• Dataset rows
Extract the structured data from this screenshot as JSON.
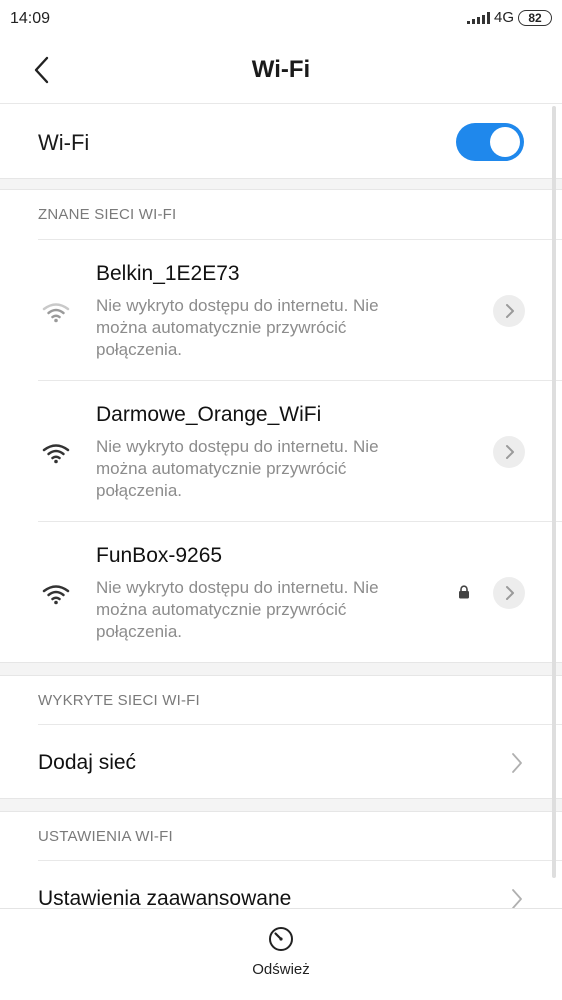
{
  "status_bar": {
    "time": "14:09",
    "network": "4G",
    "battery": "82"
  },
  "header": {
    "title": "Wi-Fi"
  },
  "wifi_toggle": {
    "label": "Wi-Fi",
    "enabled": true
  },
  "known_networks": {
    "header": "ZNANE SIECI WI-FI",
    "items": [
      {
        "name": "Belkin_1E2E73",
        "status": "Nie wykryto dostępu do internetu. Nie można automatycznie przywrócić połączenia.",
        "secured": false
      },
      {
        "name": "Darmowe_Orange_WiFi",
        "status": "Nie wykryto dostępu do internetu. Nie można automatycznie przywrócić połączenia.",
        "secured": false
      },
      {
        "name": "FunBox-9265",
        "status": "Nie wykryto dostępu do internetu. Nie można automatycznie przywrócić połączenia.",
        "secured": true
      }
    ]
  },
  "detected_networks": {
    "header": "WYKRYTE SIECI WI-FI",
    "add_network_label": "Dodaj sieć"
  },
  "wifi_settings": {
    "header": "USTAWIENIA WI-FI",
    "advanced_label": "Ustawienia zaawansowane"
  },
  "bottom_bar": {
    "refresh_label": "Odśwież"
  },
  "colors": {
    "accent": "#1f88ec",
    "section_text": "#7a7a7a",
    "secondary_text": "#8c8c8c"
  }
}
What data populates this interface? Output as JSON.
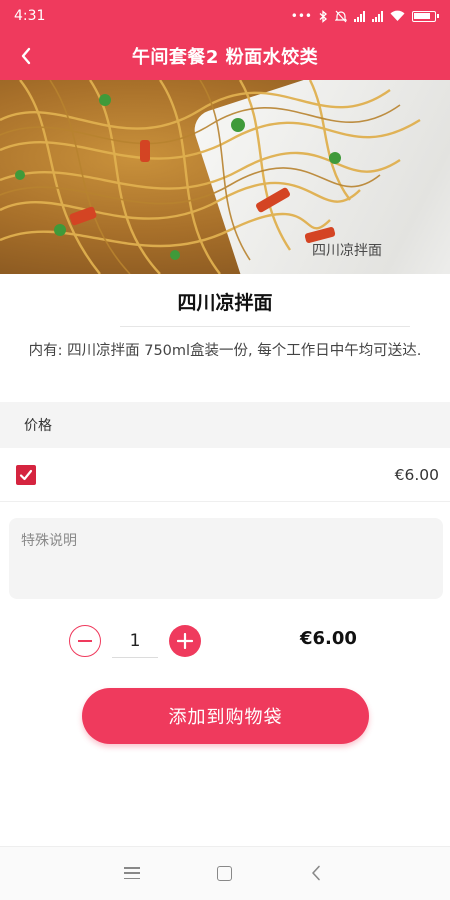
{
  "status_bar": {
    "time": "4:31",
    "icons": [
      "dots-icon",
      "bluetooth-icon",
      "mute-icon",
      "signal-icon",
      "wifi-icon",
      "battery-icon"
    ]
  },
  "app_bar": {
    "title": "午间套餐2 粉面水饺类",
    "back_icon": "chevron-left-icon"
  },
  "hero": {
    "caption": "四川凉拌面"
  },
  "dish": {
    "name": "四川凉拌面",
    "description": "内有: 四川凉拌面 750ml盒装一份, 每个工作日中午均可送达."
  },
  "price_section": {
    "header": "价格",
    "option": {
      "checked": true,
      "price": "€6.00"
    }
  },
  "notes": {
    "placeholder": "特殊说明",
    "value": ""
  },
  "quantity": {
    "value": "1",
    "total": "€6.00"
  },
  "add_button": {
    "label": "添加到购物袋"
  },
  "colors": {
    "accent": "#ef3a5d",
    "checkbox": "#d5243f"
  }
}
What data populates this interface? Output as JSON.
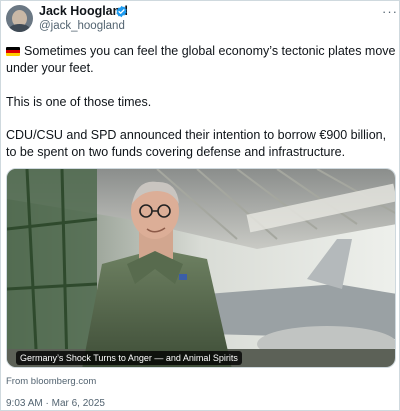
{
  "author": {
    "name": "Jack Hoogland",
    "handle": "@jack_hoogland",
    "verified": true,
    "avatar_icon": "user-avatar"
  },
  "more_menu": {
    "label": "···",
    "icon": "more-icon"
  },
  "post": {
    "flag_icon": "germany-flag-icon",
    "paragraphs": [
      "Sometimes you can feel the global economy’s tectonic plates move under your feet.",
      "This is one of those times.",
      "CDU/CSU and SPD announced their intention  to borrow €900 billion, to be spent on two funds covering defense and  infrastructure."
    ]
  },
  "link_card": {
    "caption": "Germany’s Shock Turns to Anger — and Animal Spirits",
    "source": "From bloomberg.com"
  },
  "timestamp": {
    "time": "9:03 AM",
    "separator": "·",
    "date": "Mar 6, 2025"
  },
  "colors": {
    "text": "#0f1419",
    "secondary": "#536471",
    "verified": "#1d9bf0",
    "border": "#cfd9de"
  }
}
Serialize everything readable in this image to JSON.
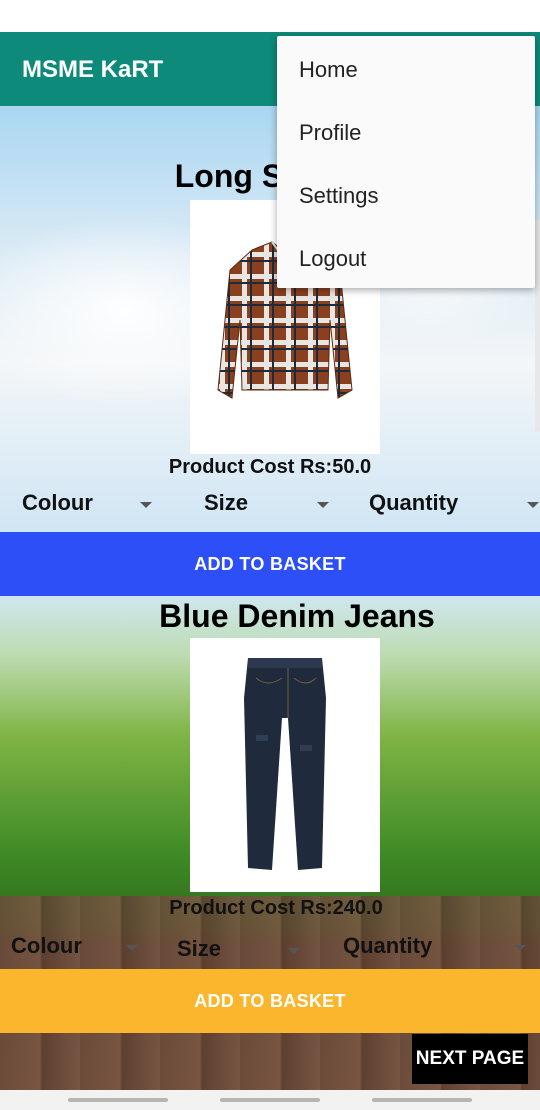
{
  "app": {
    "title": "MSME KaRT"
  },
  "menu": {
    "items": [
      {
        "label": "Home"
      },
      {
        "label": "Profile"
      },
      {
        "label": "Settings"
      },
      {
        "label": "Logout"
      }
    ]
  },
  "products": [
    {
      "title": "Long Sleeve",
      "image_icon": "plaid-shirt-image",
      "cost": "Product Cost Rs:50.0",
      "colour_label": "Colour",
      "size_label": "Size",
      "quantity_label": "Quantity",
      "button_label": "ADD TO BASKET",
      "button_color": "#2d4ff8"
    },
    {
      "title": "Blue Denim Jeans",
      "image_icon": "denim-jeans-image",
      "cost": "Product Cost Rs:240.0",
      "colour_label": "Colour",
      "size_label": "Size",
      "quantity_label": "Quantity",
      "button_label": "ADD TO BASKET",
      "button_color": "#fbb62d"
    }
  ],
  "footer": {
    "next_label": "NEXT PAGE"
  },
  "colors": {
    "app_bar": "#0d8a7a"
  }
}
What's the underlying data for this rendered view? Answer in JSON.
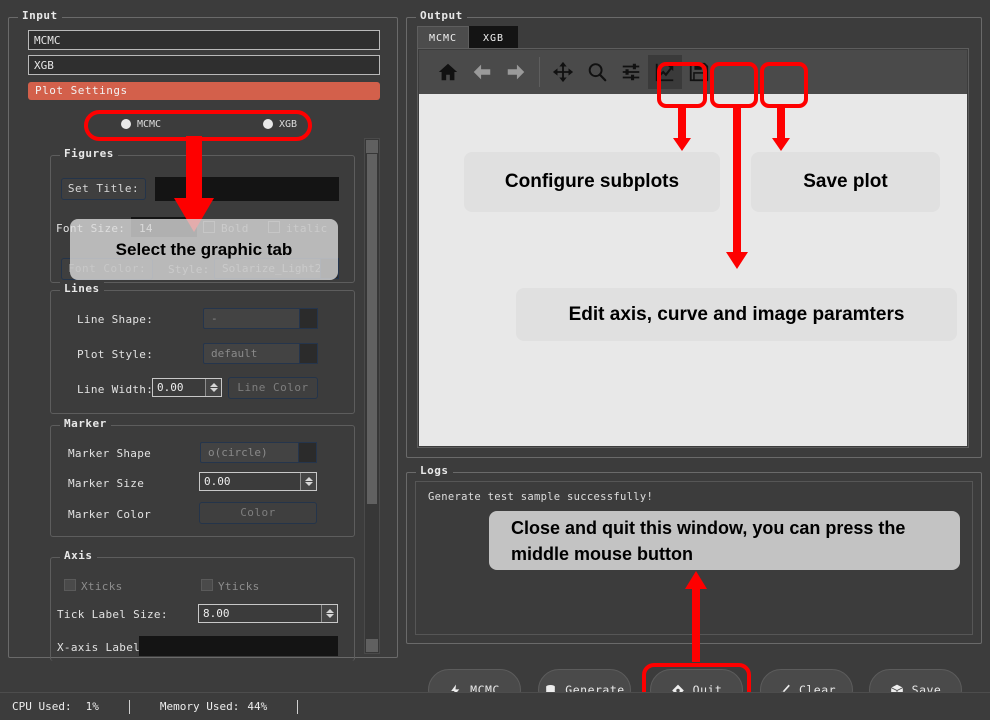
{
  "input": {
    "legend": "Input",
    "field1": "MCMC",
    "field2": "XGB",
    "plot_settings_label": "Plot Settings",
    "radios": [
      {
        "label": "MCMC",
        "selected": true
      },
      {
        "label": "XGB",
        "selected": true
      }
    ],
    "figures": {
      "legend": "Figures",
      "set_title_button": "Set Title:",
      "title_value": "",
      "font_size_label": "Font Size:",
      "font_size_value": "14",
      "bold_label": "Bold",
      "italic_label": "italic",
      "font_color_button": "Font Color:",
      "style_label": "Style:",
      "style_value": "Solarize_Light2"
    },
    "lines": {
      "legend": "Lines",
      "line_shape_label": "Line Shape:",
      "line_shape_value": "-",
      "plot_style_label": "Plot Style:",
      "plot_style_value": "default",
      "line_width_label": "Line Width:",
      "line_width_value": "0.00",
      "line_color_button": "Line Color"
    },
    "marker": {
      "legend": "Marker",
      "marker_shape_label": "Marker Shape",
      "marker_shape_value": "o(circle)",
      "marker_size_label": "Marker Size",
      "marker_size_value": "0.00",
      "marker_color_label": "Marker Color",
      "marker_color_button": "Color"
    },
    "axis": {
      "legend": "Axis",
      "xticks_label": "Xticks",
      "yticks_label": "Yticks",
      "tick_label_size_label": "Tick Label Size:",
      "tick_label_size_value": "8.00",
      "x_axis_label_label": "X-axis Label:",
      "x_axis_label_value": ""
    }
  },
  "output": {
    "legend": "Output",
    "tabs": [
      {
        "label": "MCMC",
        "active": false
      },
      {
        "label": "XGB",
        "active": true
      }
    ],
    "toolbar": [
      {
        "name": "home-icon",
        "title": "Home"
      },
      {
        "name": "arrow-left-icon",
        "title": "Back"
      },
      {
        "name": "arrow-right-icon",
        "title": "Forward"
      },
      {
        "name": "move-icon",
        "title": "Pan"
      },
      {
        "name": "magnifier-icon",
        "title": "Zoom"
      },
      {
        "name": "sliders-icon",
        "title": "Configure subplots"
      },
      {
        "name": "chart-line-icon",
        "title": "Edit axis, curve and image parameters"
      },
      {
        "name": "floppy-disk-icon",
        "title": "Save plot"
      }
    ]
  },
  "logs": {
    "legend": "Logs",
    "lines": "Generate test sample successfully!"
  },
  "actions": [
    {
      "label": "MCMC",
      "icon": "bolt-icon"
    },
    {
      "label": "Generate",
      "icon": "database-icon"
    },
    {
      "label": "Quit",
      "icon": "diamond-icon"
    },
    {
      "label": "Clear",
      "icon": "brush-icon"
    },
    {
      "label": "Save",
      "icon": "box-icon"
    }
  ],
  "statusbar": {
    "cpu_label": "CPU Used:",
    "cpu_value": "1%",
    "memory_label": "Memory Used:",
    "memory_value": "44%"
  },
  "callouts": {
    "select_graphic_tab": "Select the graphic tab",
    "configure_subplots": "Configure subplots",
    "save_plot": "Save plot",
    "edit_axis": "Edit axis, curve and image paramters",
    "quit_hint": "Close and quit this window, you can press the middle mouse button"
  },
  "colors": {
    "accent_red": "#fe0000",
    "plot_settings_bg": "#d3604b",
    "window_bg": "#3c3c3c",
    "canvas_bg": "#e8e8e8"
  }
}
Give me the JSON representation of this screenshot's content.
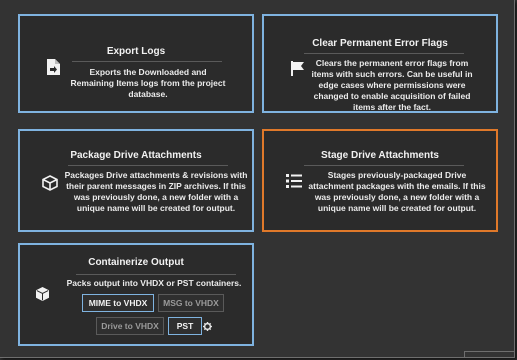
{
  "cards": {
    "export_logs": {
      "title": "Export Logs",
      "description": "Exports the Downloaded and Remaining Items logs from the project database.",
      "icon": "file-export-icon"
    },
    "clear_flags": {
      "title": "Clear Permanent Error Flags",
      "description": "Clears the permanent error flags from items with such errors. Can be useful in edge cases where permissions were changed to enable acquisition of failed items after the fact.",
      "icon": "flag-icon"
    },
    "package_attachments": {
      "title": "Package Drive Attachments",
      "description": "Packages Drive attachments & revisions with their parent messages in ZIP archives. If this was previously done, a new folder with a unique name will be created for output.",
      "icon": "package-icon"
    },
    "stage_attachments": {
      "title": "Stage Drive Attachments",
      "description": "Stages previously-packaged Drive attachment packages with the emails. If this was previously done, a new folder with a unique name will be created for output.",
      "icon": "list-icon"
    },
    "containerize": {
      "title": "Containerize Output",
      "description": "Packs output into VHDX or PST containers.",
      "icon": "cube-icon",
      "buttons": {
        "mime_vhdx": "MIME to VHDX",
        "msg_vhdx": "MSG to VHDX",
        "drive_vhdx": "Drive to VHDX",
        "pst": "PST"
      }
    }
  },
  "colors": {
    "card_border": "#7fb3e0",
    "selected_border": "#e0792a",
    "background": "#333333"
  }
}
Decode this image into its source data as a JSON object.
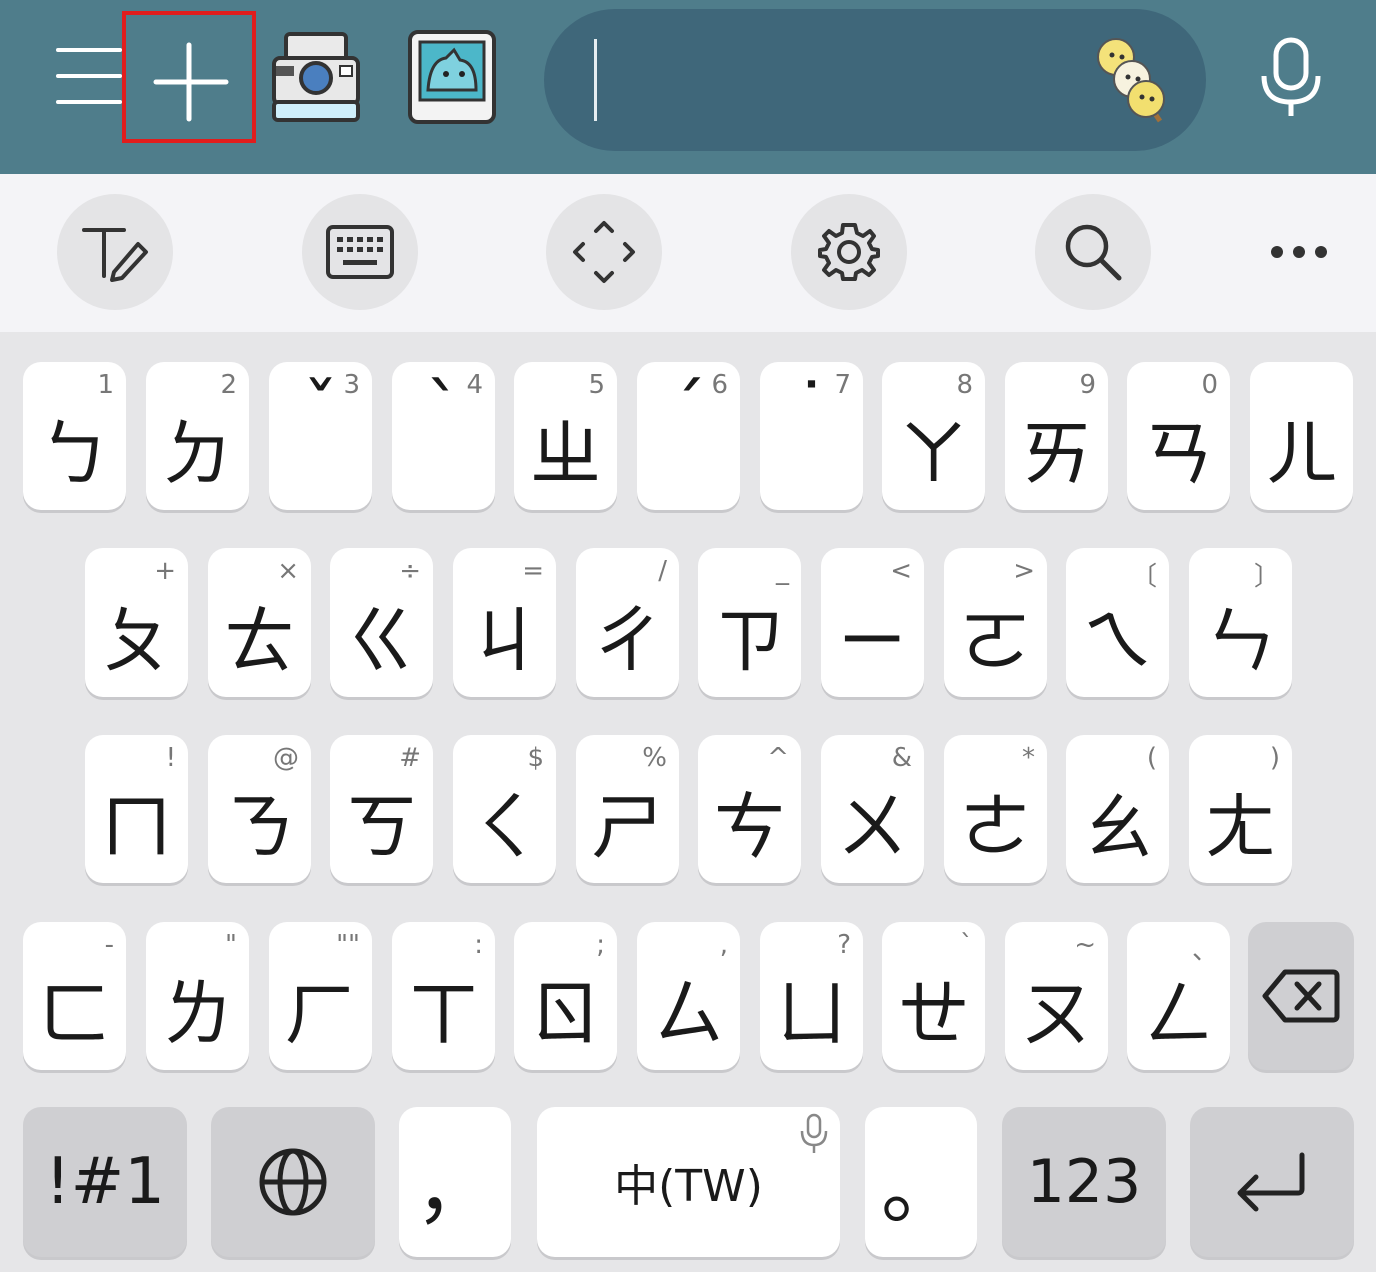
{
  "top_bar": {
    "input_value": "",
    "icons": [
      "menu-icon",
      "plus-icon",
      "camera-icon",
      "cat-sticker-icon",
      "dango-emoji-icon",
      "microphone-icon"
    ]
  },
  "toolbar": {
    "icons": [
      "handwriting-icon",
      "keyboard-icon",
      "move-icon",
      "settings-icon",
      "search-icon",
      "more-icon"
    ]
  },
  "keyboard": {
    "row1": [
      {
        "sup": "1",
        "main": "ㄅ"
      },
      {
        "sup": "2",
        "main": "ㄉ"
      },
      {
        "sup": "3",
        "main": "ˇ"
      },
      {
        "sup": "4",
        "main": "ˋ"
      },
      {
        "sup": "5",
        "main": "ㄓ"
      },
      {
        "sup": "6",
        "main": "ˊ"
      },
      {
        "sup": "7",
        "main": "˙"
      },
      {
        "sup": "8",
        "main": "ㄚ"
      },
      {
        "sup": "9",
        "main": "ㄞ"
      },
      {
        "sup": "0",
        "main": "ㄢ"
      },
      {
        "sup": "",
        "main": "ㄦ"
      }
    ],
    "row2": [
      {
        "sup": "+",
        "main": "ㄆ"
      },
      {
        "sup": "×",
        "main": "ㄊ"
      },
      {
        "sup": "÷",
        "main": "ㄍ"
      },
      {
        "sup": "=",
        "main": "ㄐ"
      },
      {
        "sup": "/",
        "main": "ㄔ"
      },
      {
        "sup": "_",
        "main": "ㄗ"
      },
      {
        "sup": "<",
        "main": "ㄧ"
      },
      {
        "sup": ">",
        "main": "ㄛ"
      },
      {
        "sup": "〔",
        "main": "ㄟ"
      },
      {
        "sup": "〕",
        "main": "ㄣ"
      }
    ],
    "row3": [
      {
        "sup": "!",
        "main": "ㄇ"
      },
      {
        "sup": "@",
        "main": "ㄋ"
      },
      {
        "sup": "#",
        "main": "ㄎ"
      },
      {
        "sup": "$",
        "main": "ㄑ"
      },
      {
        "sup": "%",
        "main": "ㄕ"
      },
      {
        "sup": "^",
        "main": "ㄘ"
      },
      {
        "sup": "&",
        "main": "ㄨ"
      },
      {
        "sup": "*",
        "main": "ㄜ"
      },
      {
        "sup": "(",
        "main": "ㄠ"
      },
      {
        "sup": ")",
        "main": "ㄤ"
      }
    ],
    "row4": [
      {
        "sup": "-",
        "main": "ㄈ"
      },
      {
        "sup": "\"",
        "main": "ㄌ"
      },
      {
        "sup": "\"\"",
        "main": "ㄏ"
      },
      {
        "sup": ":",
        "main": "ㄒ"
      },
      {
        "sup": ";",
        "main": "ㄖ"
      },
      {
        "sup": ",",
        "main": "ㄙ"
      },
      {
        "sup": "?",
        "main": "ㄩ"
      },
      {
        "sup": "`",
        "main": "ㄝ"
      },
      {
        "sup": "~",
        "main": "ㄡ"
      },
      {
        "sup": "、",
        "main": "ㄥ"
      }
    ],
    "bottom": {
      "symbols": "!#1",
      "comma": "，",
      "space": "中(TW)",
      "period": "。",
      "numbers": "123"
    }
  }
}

• Given exercise
Pick out all lines from the data above in which the word "move" appears.

• Result
      "Sometimes you can feel the global economy’s tectonic plates move under your feet.",
        "name": "move-icon",
      "move-icon",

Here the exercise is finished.